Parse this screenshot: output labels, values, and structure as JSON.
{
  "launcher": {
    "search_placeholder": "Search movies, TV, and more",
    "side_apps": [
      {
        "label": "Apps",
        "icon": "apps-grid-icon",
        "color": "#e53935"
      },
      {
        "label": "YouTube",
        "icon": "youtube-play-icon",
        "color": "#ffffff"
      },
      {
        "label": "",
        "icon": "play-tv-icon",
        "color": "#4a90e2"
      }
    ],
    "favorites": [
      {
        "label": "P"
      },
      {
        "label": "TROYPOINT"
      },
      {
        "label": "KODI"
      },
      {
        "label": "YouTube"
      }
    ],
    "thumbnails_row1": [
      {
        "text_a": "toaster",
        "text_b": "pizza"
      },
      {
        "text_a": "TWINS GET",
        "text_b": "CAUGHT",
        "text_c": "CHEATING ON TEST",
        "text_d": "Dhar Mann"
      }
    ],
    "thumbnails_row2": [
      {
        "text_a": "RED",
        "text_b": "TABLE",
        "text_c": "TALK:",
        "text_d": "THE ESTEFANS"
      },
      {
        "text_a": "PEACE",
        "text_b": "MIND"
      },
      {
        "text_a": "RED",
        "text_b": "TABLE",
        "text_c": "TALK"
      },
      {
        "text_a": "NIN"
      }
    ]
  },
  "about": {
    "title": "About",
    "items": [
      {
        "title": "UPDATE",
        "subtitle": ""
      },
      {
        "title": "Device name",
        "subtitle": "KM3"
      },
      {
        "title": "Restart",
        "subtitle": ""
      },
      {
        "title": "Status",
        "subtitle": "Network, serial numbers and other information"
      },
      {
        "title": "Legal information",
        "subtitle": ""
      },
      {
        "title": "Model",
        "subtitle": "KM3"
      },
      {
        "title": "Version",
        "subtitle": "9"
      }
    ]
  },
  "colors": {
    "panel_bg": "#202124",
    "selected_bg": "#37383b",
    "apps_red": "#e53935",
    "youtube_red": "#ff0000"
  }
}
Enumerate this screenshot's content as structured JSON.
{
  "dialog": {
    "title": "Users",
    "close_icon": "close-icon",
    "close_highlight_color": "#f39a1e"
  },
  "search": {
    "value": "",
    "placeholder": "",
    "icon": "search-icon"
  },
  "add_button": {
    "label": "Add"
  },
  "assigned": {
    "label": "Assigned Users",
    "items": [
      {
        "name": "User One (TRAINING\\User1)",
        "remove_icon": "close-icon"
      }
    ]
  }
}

-- What the task requires --
Print the material above once more, exactly.

-- Task answer --
Parse this screenshot: output labels, values, and structure as JSON.
{
  "launcher": {
    "search_placeholder": "Search movies, TV, and more",
    "side_apps": [
      {
        "label": "Apps",
        "icon": "apps-grid-icon",
        "color": "#e53935"
      },
      {
        "label": "YouTube",
        "icon": "youtube-play-icon",
        "color": "#ffffff"
      },
      {
        "label": "",
        "icon": "play-tv-icon",
        "color": "#4a90e2"
      }
    ],
    "favorites": [
      {
        "label": "P"
      },
      {
        "label": "TROYPOINT"
      },
      {
        "label": "KODI"
      },
      {
        "label": "YouTube"
      }
    ],
    "thumbnails_row1": [
      {
        "text_a": "toaster",
        "text_b": "pizza"
      },
      {
        "text_a": "TWINS GET",
        "text_b": "CAUGHT",
        "text_c": "CHEATING ON TEST",
        "text_d": "Dhar Mann"
      }
    ],
    "thumbnails_row2": [
      {
        "text_a": "RED",
        "text_b": "TABLE",
        "text_c": "TALK:",
        "text_d": "THE ESTEFANS"
      },
      {
        "text_a": "PEACE",
        "text_b": "MIND"
      },
      {
        "text_a": "RED",
        "text_b": "TABLE",
        "text_c": "TALK"
      },
      {
        "text_a": "NIN"
      }
    ]
  },
  "about": {
    "title": "About",
    "items": [
      {
        "title": "UPDATE",
        "subtitle": ""
      },
      {
        "title": "Device name",
        "subtitle": "KM3"
      },
      {
        "title": "Restart",
        "subtitle": ""
      },
      {
        "title": "Status",
        "subtitle": "Network, serial numbers and other information"
      },
      {
        "title": "Legal information",
        "subtitle": ""
      },
      {
        "title": "Model",
        "subtitle": "KM3"
      },
      {
        "title": "Version",
        "subtitle": "9"
      }
    ]
  },
  "colors": {
    "panel_bg": "#202124",
    "selected_bg": "#37383b",
    "apps_red": "#e53935",
    "youtube_red": "#ff0000"
  }
}
Enumerate this screenshot's content as structured JSON.
{
  "dialog": {
    "title": "Users",
    "close_icon": "close-icon",
    "close_highlight_color": "#f39a1e"
  },
  "search": {
    "value": "",
    "placeholder": "",
    "icon": "search-icon"
  },
  "add_button": {
    "label": "Add"
  },
  "assigned": {
    "label": "Assigned Users",
    "items": [
      {
        "name": "User One (TRAINING\\User1)",
        "remove_icon": "close-icon"
      }
    ]
  }
}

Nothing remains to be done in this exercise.